[Rows from a figure dataset]
##########

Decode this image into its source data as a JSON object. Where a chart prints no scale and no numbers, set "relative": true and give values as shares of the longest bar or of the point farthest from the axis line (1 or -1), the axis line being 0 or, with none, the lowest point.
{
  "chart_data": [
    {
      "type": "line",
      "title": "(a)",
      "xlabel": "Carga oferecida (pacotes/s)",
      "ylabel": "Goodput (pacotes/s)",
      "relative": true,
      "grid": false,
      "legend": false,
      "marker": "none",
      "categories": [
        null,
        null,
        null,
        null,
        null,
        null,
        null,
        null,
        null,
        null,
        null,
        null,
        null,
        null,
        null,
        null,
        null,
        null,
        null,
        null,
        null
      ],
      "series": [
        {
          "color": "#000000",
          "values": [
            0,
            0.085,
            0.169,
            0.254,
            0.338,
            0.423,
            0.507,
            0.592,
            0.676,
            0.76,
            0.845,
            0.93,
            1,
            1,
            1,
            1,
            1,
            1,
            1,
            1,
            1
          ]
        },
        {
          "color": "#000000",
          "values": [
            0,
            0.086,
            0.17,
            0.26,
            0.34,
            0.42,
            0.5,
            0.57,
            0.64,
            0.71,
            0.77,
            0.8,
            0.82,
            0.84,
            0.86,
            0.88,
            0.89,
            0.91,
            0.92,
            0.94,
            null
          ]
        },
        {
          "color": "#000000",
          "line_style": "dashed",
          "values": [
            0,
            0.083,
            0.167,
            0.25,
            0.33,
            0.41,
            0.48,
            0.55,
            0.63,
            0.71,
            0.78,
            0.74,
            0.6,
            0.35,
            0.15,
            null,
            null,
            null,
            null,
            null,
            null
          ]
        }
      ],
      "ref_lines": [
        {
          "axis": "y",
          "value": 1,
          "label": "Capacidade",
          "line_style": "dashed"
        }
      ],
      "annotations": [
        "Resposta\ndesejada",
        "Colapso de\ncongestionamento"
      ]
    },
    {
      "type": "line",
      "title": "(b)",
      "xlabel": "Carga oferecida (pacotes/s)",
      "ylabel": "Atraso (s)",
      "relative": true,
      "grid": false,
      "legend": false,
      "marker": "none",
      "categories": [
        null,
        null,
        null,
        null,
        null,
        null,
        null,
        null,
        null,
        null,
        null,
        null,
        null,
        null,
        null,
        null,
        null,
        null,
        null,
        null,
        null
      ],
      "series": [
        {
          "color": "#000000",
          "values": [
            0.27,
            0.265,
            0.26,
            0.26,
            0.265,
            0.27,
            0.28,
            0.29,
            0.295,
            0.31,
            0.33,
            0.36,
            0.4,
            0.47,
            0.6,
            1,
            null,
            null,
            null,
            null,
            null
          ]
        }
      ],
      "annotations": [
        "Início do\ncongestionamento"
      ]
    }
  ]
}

##########

● YOUR GOAL: Set out every line from the material that contains the string "ylabel".

● FINISHED EXERCISE:
      "ylabel": "Goodput (pacotes/s)",
      "ylabel": "Atraso (s)",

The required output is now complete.